INSTRUCTIONS FOR THE TASK: Below is a set of records. Repeat all of them exactly.

━━━━━━━━━━

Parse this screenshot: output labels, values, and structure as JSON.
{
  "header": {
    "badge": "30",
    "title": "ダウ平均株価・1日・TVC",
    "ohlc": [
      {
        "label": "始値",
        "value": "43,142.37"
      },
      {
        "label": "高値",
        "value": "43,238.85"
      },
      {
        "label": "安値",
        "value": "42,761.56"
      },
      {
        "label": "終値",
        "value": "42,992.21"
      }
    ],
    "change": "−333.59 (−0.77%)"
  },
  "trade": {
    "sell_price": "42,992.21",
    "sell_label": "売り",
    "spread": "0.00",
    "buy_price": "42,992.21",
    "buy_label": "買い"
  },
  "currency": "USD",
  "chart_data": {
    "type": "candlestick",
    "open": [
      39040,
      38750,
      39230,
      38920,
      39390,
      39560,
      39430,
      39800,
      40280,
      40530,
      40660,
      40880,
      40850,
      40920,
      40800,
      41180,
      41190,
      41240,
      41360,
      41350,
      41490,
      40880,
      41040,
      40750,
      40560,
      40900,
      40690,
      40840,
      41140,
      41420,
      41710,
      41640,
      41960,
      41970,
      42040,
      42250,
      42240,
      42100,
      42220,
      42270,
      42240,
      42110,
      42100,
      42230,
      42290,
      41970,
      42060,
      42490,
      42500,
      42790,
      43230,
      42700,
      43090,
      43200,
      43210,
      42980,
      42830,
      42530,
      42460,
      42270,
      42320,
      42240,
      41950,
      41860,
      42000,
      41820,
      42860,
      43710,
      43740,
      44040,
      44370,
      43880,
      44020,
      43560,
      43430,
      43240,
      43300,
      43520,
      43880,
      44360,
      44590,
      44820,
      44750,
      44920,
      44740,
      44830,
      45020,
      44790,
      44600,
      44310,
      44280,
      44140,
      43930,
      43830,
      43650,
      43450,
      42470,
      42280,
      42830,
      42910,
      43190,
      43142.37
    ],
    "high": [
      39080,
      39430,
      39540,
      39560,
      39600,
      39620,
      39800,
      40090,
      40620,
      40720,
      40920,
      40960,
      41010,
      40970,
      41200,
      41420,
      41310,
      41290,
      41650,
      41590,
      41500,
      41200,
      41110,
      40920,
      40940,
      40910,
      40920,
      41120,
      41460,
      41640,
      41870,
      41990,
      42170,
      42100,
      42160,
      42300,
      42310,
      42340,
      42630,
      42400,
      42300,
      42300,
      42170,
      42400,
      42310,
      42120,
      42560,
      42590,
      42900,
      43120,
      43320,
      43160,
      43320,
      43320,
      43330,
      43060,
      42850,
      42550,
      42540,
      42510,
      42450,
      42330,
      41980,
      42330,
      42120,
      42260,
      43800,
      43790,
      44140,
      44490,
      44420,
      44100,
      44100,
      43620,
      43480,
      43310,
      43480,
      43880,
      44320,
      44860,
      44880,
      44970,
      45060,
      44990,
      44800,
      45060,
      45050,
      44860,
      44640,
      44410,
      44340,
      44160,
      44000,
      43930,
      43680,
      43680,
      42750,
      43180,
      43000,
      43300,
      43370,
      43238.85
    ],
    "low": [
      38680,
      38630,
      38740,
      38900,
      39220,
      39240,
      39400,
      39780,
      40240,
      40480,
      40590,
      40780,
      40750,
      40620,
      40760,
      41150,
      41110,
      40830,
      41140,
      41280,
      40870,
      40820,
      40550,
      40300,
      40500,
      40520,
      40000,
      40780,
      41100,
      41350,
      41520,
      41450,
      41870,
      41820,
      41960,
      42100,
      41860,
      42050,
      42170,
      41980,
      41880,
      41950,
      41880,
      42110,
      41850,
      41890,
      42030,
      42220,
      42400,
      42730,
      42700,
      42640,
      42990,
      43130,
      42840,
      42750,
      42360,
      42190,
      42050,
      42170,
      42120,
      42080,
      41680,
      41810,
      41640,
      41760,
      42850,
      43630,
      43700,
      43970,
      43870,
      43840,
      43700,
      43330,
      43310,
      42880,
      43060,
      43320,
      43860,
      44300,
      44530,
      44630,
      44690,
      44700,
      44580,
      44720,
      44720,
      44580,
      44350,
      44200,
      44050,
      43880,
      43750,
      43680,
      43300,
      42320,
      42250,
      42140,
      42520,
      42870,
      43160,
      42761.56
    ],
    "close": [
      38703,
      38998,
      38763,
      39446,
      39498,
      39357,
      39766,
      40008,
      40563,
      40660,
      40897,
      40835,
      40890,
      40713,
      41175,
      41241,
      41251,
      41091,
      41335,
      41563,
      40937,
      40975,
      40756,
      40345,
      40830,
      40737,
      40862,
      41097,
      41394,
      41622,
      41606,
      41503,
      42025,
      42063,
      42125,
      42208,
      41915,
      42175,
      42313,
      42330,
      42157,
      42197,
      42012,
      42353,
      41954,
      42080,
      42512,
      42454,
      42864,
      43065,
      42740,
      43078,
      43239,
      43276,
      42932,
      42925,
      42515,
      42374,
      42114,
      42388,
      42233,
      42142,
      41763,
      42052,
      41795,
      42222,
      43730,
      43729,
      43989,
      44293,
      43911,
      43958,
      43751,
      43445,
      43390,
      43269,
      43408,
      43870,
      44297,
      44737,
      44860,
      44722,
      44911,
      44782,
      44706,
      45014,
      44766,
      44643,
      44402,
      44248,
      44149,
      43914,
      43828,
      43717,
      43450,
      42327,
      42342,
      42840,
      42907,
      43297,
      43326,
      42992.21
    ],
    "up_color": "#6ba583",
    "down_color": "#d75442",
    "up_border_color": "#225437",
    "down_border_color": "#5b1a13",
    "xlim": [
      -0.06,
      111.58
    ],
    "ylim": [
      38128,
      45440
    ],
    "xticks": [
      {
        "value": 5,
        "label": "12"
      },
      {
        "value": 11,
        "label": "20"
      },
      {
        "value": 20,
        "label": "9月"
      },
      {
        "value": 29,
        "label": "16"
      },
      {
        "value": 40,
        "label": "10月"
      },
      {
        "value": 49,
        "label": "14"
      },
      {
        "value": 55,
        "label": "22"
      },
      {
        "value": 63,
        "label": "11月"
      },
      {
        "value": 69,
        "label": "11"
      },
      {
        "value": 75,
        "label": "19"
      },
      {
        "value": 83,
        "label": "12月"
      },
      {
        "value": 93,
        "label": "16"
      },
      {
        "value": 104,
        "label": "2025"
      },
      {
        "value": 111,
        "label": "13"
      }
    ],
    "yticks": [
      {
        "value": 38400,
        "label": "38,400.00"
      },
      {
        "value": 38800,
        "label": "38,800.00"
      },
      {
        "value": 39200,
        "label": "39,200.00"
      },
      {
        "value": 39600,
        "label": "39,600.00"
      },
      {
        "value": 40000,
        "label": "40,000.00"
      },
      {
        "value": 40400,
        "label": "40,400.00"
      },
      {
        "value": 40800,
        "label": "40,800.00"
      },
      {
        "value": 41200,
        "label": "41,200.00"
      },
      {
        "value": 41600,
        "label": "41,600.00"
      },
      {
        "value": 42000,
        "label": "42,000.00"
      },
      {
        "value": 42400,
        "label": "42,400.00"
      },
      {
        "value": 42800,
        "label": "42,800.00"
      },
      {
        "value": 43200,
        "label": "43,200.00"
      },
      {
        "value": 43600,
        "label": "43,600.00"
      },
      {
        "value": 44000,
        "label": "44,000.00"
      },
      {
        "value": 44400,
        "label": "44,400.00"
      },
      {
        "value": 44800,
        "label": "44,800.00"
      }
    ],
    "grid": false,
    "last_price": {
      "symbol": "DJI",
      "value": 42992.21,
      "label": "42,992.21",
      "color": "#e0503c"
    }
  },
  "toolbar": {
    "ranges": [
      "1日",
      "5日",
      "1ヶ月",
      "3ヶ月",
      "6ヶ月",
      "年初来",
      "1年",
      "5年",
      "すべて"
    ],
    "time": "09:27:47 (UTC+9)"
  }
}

━━━━━━━━━━

OUTPUT FOR THIS EXERCISE:
Parse this screenshot: output labels, values, and structure as JSON.
{
  "header": {
    "badge": "30",
    "title": "ダウ平均株価・1日・TVC",
    "ohlc": [
      {
        "label": "始値",
        "value": "43,142.37"
      },
      {
        "label": "高値",
        "value": "43,238.85"
      },
      {
        "label": "安値",
        "value": "42,761.56"
      },
      {
        "label": "終値",
        "value": "42,992.21"
      }
    ],
    "change": "−333.59 (−0.77%)"
  },
  "trade": {
    "sell_price": "42,992.21",
    "sell_label": "売り",
    "spread": "0.00",
    "buy_price": "42,992.21",
    "buy_label": "買い"
  },
  "currency": "USD",
  "chart_data": {
    "type": "candlestick",
    "open": [
      39040,
      38750,
      39230,
      38920,
      39390,
      39560,
      39430,
      39800,
      40280,
      40530,
      40660,
      40880,
      40850,
      40920,
      40800,
      41180,
      41190,
      41240,
      41360,
      41350,
      41490,
      40880,
      41040,
      40750,
      40560,
      40900,
      40690,
      40840,
      41140,
      41420,
      41710,
      41640,
      41960,
      41970,
      42040,
      42250,
      42240,
      42100,
      42220,
      42270,
      42240,
      42110,
      42100,
      42230,
      42290,
      41970,
      42060,
      42490,
      42500,
      42790,
      43230,
      42700,
      43090,
      43200,
      43210,
      42980,
      42830,
      42530,
      42460,
      42270,
      42320,
      42240,
      41950,
      41860,
      42000,
      41820,
      42860,
      43710,
      43740,
      44040,
      44370,
      43880,
      44020,
      43560,
      43430,
      43240,
      43300,
      43520,
      43880,
      44360,
      44590,
      44820,
      44750,
      44920,
      44740,
      44830,
      45020,
      44790,
      44600,
      44310,
      44280,
      44140,
      43930,
      43830,
      43650,
      43450,
      42470,
      42280,
      42830,
      42910,
      43190,
      43142.37
    ],
    "high": [
      39080,
      39430,
      39540,
      39560,
      39600,
      39620,
      39800,
      40090,
      40620,
      40720,
      40920,
      40960,
      41010,
      40970,
      41200,
      41420,
      41310,
      41290,
      41650,
      41590,
      41500,
      41200,
      41110,
      40920,
      40940,
      40910,
      40920,
      41120,
      41460,
      41640,
      41870,
      41990,
      42170,
      42100,
      42160,
      42300,
      42310,
      42340,
      42630,
      42400,
      42300,
      42300,
      42170,
      42400,
      42310,
      42120,
      42560,
      42590,
      42900,
      43120,
      43320,
      43160,
      43320,
      43320,
      43330,
      43060,
      42850,
      42550,
      42540,
      42510,
      42450,
      42330,
      41980,
      42330,
      42120,
      42260,
      43800,
      43790,
      44140,
      44490,
      44420,
      44100,
      44100,
      43620,
      43480,
      43310,
      43480,
      43880,
      44320,
      44860,
      44880,
      44970,
      45060,
      44990,
      44800,
      45060,
      45050,
      44860,
      44640,
      44410,
      44340,
      44160,
      44000,
      43930,
      43680,
      43680,
      42750,
      43180,
      43000,
      43300,
      43370,
      43238.85
    ],
    "low": [
      38680,
      38630,
      38740,
      38900,
      39220,
      39240,
      39400,
      39780,
      40240,
      40480,
      40590,
      40780,
      40750,
      40620,
      40760,
      41150,
      41110,
      40830,
      41140,
      41280,
      40870,
      40820,
      40550,
      40300,
      40500,
      40520,
      40000,
      40780,
      41100,
      41350,
      41520,
      41450,
      41870,
      41820,
      41960,
      42100,
      41860,
      42050,
      42170,
      41980,
      41880,
      41950,
      41880,
      42110,
      41850,
      41890,
      42030,
      42220,
      42400,
      42730,
      42700,
      42640,
      42990,
      43130,
      42840,
      42750,
      42360,
      42190,
      42050,
      42170,
      42120,
      42080,
      41680,
      41810,
      41640,
      41760,
      42850,
      43630,
      43700,
      43970,
      43870,
      43840,
      43700,
      43330,
      43310,
      42880,
      43060,
      43320,
      43860,
      44300,
      44530,
      44630,
      44690,
      44700,
      44580,
      44720,
      44720,
      44580,
      44350,
      44200,
      44050,
      43880,
      43750,
      43680,
      43300,
      42320,
      42250,
      42140,
      42520,
      42870,
      43160,
      42761.56
    ],
    "close": [
      38703,
      38998,
      38763,
      39446,
      39498,
      39357,
      39766,
      40008,
      40563,
      40660,
      40897,
      40835,
      40890,
      40713,
      41175,
      41241,
      41251,
      41091,
      41335,
      41563,
      40937,
      40975,
      40756,
      40345,
      40830,
      40737,
      40862,
      41097,
      41394,
      41622,
      41606,
      41503,
      42025,
      42063,
      42125,
      42208,
      41915,
      42175,
      42313,
      42330,
      42157,
      42197,
      42012,
      42353,
      41954,
      42080,
      42512,
      42454,
      42864,
      43065,
      42740,
      43078,
      43239,
      43276,
      42932,
      42925,
      42515,
      42374,
      42114,
      42388,
      42233,
      42142,
      41763,
      42052,
      41795,
      42222,
      43730,
      43729,
      43989,
      44293,
      43911,
      43958,
      43751,
      43445,
      43390,
      43269,
      43408,
      43870,
      44297,
      44737,
      44860,
      44722,
      44911,
      44782,
      44706,
      45014,
      44766,
      44643,
      44402,
      44248,
      44149,
      43914,
      43828,
      43717,
      43450,
      42327,
      42342,
      42840,
      42907,
      43297,
      43326,
      42992.21
    ],
    "up_color": "#6ba583",
    "down_color": "#d75442",
    "up_border_color": "#225437",
    "down_border_color": "#5b1a13",
    "xlim": [
      -0.06,
      111.58
    ],
    "ylim": [
      38128,
      45440
    ],
    "xticks": [
      {
        "value": 5,
        "label": "12"
      },
      {
        "value": 11,
        "label": "20"
      },
      {
        "value": 20,
        "label": "9月"
      },
      {
        "value": 29,
        "label": "16"
      },
      {
        "value": 40,
        "label": "10月"
      },
      {
        "value": 49,
        "label": "14"
      },
      {
        "value": 55,
        "label": "22"
      },
      {
        "value": 63,
        "label": "11月"
      },
      {
        "value": 69,
        "label": "11"
      },
      {
        "value": 75,
        "label": "19"
      },
      {
        "value": 83,
        "label": "12月"
      },
      {
        "value": 93,
        "label": "16"
      },
      {
        "value": 104,
        "label": "2025"
      },
      {
        "value": 111,
        "label": "13"
      }
    ],
    "yticks": [
      {
        "value": 38400,
        "label": "38,400.00"
      },
      {
        "value": 38800,
        "label": "38,800.00"
      },
      {
        "value": 39200,
        "label": "39,200.00"
      },
      {
        "value": 39600,
        "label": "39,600.00"
      },
      {
        "value": 40000,
        "label": "40,000.00"
      },
      {
        "value": 40400,
        "label": "40,400.00"
      },
      {
        "value": 40800,
        "label": "40,800.00"
      },
      {
        "value": 41200,
        "label": "41,200.00"
      },
      {
        "value": 41600,
        "label": "41,600.00"
      },
      {
        "value": 42000,
        "label": "42,000.00"
      },
      {
        "value": 42400,
        "label": "42,400.00"
      },
      {
        "value": 42800,
        "label": "42,800.00"
      },
      {
        "value": 43200,
        "label": "43,200.00"
      },
      {
        "value": 43600,
        "label": "43,600.00"
      },
      {
        "value": 44000,
        "label": "44,000.00"
      },
      {
        "value": 44400,
        "label": "44,400.00"
      },
      {
        "value": 44800,
        "label": "44,800.00"
      }
    ],
    "grid": false,
    "last_price": {
      "symbol": "DJI",
      "value": 42992.21,
      "label": "42,992.21",
      "color": "#e0503c"
    }
  },
  "toolbar": {
    "ranges": [
      "1日",
      "5日",
      "1ヶ月",
      "3ヶ月",
      "6ヶ月",
      "年初来",
      "1年",
      "5年",
      "すべて"
    ],
    "time": "09:27:47 (UTC+9)"
  }
}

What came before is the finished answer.